Records excerpted from a collection
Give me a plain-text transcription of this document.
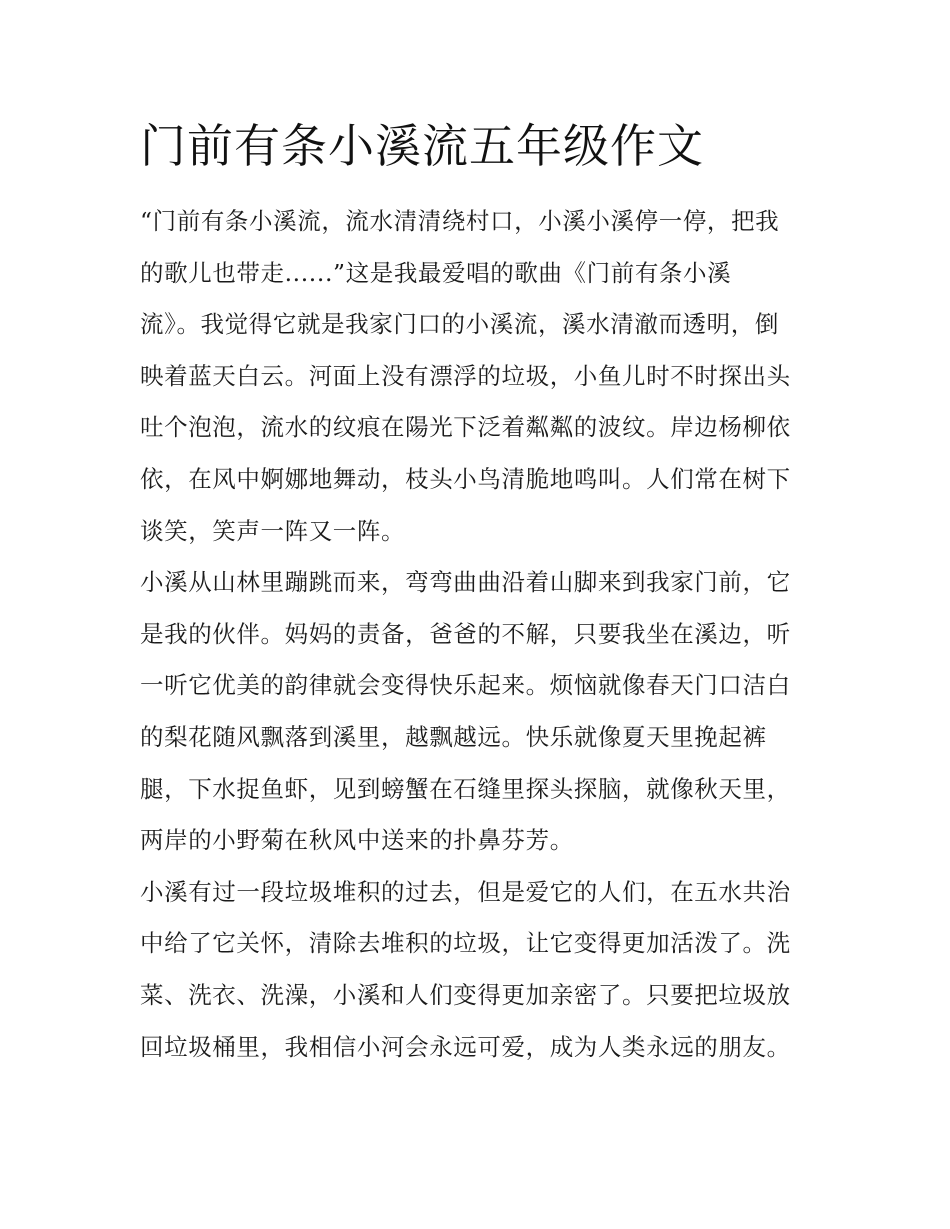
门前有条小溪流五年级作文
“门前有条小溪流，流水清清绕村口，小溪小溪停一停，把我
的歌儿也带走......”这是我最爱唱的歌曲《门前有条小溪
流》。我觉得它就是我家门口的小溪流，溪水清澈而透明，倒
映着蓝天白云。河面上没有漂浮的垃圾，小鱼儿时不时探出头
吐个泡泡，流水的纹痕在陽光下泛着粼粼的波纹。岸边杨柳依
依，在风中婀娜地舞动，枝头小鸟清脆地鸣叫。人们常在树下
谈笑，笑声一阵又一阵。
小溪从山林里蹦跳而来，弯弯曲曲沿着山脚来到我家门前，它
是我的伙伴。妈妈的责备，爸爸的不解，只要我坐在溪边，听
一听它优美的韵律就会变得快乐起来。烦恼就像春天门口洁白
的梨花随风飘落到溪里，越飘越远。快乐就像夏天里挽起裤
腿，下水捉鱼虾，见到螃蟹在石缝里探头探脑，就像秋天里，
两岸的小野菊在秋风中送来的扑鼻芬芳。
小溪有过一段垃圾堆积的过去，但是爱它的人们，在五水共治
中给了它关怀，清除去堆积的垃圾，让它变得更加活泼了。洗
菜、洗衣、洗澡，小溪和人们变得更加亲密了。只要把垃圾放
回垃圾桶里，我相信小河会永远可爱，成为人类永远的朋友。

§ **WRITTEN EXERCISE**: All of the entries above should be copied exactly, except for the pictures.

§ **TASK RESULT**:
Give me a plain-text transcription of this document.
门前有条小溪流五年级作文
“门前有条小溪流，流水清清绕村口，小溪小溪停一停，把我
的歌儿也带走......”这是我最爱唱的歌曲《门前有条小溪
流》。我觉得它就是我家门口的小溪流，溪水清澈而透明，倒
映着蓝天白云。河面上没有漂浮的垃圾，小鱼儿时不时探出头
吐个泡泡，流水的纹痕在陽光下泛着粼粼的波纹。岸边杨柳依
依，在风中婀娜地舞动，枝头小鸟清脆地鸣叫。人们常在树下
谈笑，笑声一阵又一阵。
小溪从山林里蹦跳而来，弯弯曲曲沿着山脚来到我家门前，它
是我的伙伴。妈妈的责备，爸爸的不解，只要我坐在溪边，听
一听它优美的韵律就会变得快乐起来。烦恼就像春天门口洁白
的梨花随风飘落到溪里，越飘越远。快乐就像夏天里挽起裤
腿，下水捉鱼虾，见到螃蟹在石缝里探头探脑，就像秋天里，
两岸的小野菊在秋风中送来的扑鼻芬芳。
小溪有过一段垃圾堆积的过去，但是爱它的人们，在五水共治
中给了它关怀，清除去堆积的垃圾，让它变得更加活泼了。洗
菜、洗衣、洗澡，小溪和人们变得更加亲密了。只要把垃圾放
回垃圾桶里，我相信小河会永远可爱，成为人类永远的朋友。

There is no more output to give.